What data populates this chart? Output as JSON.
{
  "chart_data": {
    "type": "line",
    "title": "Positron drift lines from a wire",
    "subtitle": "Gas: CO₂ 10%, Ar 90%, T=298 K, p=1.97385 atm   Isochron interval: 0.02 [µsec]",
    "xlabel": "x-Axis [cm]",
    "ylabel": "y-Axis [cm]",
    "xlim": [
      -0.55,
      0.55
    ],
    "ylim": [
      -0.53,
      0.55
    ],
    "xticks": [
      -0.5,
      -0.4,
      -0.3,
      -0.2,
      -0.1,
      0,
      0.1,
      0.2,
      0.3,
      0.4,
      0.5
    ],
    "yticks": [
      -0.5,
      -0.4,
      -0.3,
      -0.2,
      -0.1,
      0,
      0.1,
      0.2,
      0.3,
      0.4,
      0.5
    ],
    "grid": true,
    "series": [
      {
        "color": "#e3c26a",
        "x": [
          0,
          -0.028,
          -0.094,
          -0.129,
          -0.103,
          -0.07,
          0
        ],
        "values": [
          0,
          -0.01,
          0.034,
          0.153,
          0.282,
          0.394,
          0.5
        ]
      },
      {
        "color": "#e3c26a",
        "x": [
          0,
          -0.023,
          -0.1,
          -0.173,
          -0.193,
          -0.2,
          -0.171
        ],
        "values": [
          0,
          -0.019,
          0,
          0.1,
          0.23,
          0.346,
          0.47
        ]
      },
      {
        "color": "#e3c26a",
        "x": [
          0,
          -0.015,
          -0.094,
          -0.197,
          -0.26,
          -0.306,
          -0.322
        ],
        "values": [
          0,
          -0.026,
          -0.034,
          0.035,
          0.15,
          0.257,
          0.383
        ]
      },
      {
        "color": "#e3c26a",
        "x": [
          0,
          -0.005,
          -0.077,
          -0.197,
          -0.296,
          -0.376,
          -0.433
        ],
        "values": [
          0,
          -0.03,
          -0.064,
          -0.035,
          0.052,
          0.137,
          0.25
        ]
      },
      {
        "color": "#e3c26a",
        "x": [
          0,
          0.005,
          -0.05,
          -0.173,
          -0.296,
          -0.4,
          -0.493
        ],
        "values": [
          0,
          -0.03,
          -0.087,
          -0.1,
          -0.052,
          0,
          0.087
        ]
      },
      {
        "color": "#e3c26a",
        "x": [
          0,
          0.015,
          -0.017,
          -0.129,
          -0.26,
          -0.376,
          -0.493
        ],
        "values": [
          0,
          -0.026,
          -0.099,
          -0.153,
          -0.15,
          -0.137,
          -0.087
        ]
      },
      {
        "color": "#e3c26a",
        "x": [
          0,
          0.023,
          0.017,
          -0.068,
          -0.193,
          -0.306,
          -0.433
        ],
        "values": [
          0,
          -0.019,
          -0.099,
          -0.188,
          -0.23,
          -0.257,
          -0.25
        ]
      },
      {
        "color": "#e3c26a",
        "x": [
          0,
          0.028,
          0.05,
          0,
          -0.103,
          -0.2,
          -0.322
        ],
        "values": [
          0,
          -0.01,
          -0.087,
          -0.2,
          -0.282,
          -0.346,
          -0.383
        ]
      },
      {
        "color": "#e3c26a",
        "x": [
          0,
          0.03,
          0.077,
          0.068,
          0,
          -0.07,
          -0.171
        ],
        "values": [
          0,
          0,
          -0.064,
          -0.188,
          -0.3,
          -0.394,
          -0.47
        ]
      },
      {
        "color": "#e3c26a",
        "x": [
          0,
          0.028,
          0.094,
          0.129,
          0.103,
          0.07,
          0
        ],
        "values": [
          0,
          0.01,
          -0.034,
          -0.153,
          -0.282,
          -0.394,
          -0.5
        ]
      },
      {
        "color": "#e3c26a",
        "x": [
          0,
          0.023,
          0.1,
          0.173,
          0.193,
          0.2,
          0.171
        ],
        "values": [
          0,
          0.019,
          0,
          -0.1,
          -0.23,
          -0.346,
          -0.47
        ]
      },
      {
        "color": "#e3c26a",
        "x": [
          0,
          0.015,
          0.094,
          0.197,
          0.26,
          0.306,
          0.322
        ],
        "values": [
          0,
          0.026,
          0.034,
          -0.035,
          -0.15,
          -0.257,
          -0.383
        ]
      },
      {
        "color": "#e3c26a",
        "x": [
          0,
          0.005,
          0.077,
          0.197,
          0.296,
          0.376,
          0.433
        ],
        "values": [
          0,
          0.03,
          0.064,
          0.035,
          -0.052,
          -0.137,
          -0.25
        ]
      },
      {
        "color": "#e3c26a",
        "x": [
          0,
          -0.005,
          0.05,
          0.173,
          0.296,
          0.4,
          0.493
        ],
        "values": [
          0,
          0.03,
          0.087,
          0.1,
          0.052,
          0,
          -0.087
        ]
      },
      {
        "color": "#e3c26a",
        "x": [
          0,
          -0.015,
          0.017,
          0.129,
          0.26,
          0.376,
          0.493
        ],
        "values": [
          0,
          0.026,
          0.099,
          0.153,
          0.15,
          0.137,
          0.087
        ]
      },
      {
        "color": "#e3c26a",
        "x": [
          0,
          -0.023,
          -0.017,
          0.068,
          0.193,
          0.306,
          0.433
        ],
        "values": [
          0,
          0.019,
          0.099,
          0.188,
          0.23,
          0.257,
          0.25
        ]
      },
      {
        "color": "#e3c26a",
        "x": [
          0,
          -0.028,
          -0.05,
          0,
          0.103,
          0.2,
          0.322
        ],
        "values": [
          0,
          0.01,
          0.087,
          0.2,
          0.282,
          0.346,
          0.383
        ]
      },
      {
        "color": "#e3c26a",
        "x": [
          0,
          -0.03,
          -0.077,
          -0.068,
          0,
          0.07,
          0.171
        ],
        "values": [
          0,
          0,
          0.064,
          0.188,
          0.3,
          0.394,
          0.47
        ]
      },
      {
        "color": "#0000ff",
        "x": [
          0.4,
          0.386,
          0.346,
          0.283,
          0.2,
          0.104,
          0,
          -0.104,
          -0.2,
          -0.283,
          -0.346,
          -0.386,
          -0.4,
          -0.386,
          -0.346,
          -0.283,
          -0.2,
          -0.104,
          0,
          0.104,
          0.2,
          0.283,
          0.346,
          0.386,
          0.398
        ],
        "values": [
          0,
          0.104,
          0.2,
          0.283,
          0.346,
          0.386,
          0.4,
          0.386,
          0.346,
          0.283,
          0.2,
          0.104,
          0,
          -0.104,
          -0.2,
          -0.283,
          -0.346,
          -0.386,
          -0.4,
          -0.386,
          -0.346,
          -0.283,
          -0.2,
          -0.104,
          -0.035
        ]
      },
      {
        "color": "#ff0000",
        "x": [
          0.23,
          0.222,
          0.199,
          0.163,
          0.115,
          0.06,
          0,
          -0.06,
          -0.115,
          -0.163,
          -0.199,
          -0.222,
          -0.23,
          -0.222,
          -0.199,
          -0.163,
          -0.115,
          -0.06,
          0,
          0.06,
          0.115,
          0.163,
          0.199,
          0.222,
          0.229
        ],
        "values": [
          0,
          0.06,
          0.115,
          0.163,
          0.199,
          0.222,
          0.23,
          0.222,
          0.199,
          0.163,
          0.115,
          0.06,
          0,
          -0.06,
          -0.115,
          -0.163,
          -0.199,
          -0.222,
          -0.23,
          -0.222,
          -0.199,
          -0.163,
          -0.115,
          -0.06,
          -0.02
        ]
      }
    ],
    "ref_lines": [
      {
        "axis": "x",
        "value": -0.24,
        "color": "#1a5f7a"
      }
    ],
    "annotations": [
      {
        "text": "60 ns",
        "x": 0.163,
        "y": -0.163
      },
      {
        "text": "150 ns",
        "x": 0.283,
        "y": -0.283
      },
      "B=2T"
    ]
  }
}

- **WHAT TO PRODUCE**
Retype the data exactly as given.

- **RESPONSE TO THIS EXERCISE**
What data populates this chart? Output as JSON.
{
  "chart_data": {
    "type": "line",
    "title": "Positron drift lines from a wire",
    "subtitle": "Gas: CO₂ 10%, Ar 90%, T=298 K, p=1.97385 atm   Isochron interval: 0.02 [µsec]",
    "xlabel": "x-Axis [cm]",
    "ylabel": "y-Axis [cm]",
    "xlim": [
      -0.55,
      0.55
    ],
    "ylim": [
      -0.53,
      0.55
    ],
    "xticks": [
      -0.5,
      -0.4,
      -0.3,
      -0.2,
      -0.1,
      0,
      0.1,
      0.2,
      0.3,
      0.4,
      0.5
    ],
    "yticks": [
      -0.5,
      -0.4,
      -0.3,
      -0.2,
      -0.1,
      0,
      0.1,
      0.2,
      0.3,
      0.4,
      0.5
    ],
    "grid": true,
    "series": [
      {
        "color": "#e3c26a",
        "x": [
          0,
          -0.028,
          -0.094,
          -0.129,
          -0.103,
          -0.07,
          0
        ],
        "values": [
          0,
          -0.01,
          0.034,
          0.153,
          0.282,
          0.394,
          0.5
        ]
      },
      {
        "color": "#e3c26a",
        "x": [
          0,
          -0.023,
          -0.1,
          -0.173,
          -0.193,
          -0.2,
          -0.171
        ],
        "values": [
          0,
          -0.019,
          0,
          0.1,
          0.23,
          0.346,
          0.47
        ]
      },
      {
        "color": "#e3c26a",
        "x": [
          0,
          -0.015,
          -0.094,
          -0.197,
          -0.26,
          -0.306,
          -0.322
        ],
        "values": [
          0,
          -0.026,
          -0.034,
          0.035,
          0.15,
          0.257,
          0.383
        ]
      },
      {
        "color": "#e3c26a",
        "x": [
          0,
          -0.005,
          -0.077,
          -0.197,
          -0.296,
          -0.376,
          -0.433
        ],
        "values": [
          0,
          -0.03,
          -0.064,
          -0.035,
          0.052,
          0.137,
          0.25
        ]
      },
      {
        "color": "#e3c26a",
        "x": [
          0,
          0.005,
          -0.05,
          -0.173,
          -0.296,
          -0.4,
          -0.493
        ],
        "values": [
          0,
          -0.03,
          -0.087,
          -0.1,
          -0.052,
          0,
          0.087
        ]
      },
      {
        "color": "#e3c26a",
        "x": [
          0,
          0.015,
          -0.017,
          -0.129,
          -0.26,
          -0.376,
          -0.493
        ],
        "values": [
          0,
          -0.026,
          -0.099,
          -0.153,
          -0.15,
          -0.137,
          -0.087
        ]
      },
      {
        "color": "#e3c26a",
        "x": [
          0,
          0.023,
          0.017,
          -0.068,
          -0.193,
          -0.306,
          -0.433
        ],
        "values": [
          0,
          -0.019,
          -0.099,
          -0.188,
          -0.23,
          -0.257,
          -0.25
        ]
      },
      {
        "color": "#e3c26a",
        "x": [
          0,
          0.028,
          0.05,
          0,
          -0.103,
          -0.2,
          -0.322
        ],
        "values": [
          0,
          -0.01,
          -0.087,
          -0.2,
          -0.282,
          -0.346,
          -0.383
        ]
      },
      {
        "color": "#e3c26a",
        "x": [
          0,
          0.03,
          0.077,
          0.068,
          0,
          -0.07,
          -0.171
        ],
        "values": [
          0,
          0,
          -0.064,
          -0.188,
          -0.3,
          -0.394,
          -0.47
        ]
      },
      {
        "color": "#e3c26a",
        "x": [
          0,
          0.028,
          0.094,
          0.129,
          0.103,
          0.07,
          0
        ],
        "values": [
          0,
          0.01,
          -0.034,
          -0.153,
          -0.282,
          -0.394,
          -0.5
        ]
      },
      {
        "color": "#e3c26a",
        "x": [
          0,
          0.023,
          0.1,
          0.173,
          0.193,
          0.2,
          0.171
        ],
        "values": [
          0,
          0.019,
          0,
          -0.1,
          -0.23,
          -0.346,
          -0.47
        ]
      },
      {
        "color": "#e3c26a",
        "x": [
          0,
          0.015,
          0.094,
          0.197,
          0.26,
          0.306,
          0.322
        ],
        "values": [
          0,
          0.026,
          0.034,
          -0.035,
          -0.15,
          -0.257,
          -0.383
        ]
      },
      {
        "color": "#e3c26a",
        "x": [
          0,
          0.005,
          0.077,
          0.197,
          0.296,
          0.376,
          0.433
        ],
        "values": [
          0,
          0.03,
          0.064,
          0.035,
          -0.052,
          -0.137,
          -0.25
        ]
      },
      {
        "color": "#e3c26a",
        "x": [
          0,
          -0.005,
          0.05,
          0.173,
          0.296,
          0.4,
          0.493
        ],
        "values": [
          0,
          0.03,
          0.087,
          0.1,
          0.052,
          0,
          -0.087
        ]
      },
      {
        "color": "#e3c26a",
        "x": [
          0,
          -0.015,
          0.017,
          0.129,
          0.26,
          0.376,
          0.493
        ],
        "values": [
          0,
          0.026,
          0.099,
          0.153,
          0.15,
          0.137,
          0.087
        ]
      },
      {
        "color": "#e3c26a",
        "x": [
          0,
          -0.023,
          -0.017,
          0.068,
          0.193,
          0.306,
          0.433
        ],
        "values": [
          0,
          0.019,
          0.099,
          0.188,
          0.23,
          0.257,
          0.25
        ]
      },
      {
        "color": "#e3c26a",
        "x": [
          0,
          -0.028,
          -0.05,
          0,
          0.103,
          0.2,
          0.322
        ],
        "values": [
          0,
          0.01,
          0.087,
          0.2,
          0.282,
          0.346,
          0.383
        ]
      },
      {
        "color": "#e3c26a",
        "x": [
          0,
          -0.03,
          -0.077,
          -0.068,
          0,
          0.07,
          0.171
        ],
        "values": [
          0,
          0,
          0.064,
          0.188,
          0.3,
          0.394,
          0.47
        ]
      },
      {
        "color": "#0000ff",
        "x": [
          0.4,
          0.386,
          0.346,
          0.283,
          0.2,
          0.104,
          0,
          -0.104,
          -0.2,
          -0.283,
          -0.346,
          -0.386,
          -0.4,
          -0.386,
          -0.346,
          -0.283,
          -0.2,
          -0.104,
          0,
          0.104,
          0.2,
          0.283,
          0.346,
          0.386,
          0.398
        ],
        "values": [
          0,
          0.104,
          0.2,
          0.283,
          0.346,
          0.386,
          0.4,
          0.386,
          0.346,
          0.283,
          0.2,
          0.104,
          0,
          -0.104,
          -0.2,
          -0.283,
          -0.346,
          -0.386,
          -0.4,
          -0.386,
          -0.346,
          -0.283,
          -0.2,
          -0.104,
          -0.035
        ]
      },
      {
        "color": "#ff0000",
        "x": [
          0.23,
          0.222,
          0.199,
          0.163,
          0.115,
          0.06,
          0,
          -0.06,
          -0.115,
          -0.163,
          -0.199,
          -0.222,
          -0.23,
          -0.222,
          -0.199,
          -0.163,
          -0.115,
          -0.06,
          0,
          0.06,
          0.115,
          0.163,
          0.199,
          0.222,
          0.229
        ],
        "values": [
          0,
          0.06,
          0.115,
          0.163,
          0.199,
          0.222,
          0.23,
          0.222,
          0.199,
          0.163,
          0.115,
          0.06,
          0,
          -0.06,
          -0.115,
          -0.163,
          -0.199,
          -0.222,
          -0.23,
          -0.222,
          -0.199,
          -0.163,
          -0.115,
          -0.06,
          -0.02
        ]
      }
    ],
    "ref_lines": [
      {
        "axis": "x",
        "value": -0.24,
        "color": "#1a5f7a"
      }
    ],
    "annotations": [
      {
        "text": "60 ns",
        "x": 0.163,
        "y": -0.163
      },
      {
        "text": "150 ns",
        "x": 0.283,
        "y": -0.283
      },
      "B=2T"
    ]
  }
}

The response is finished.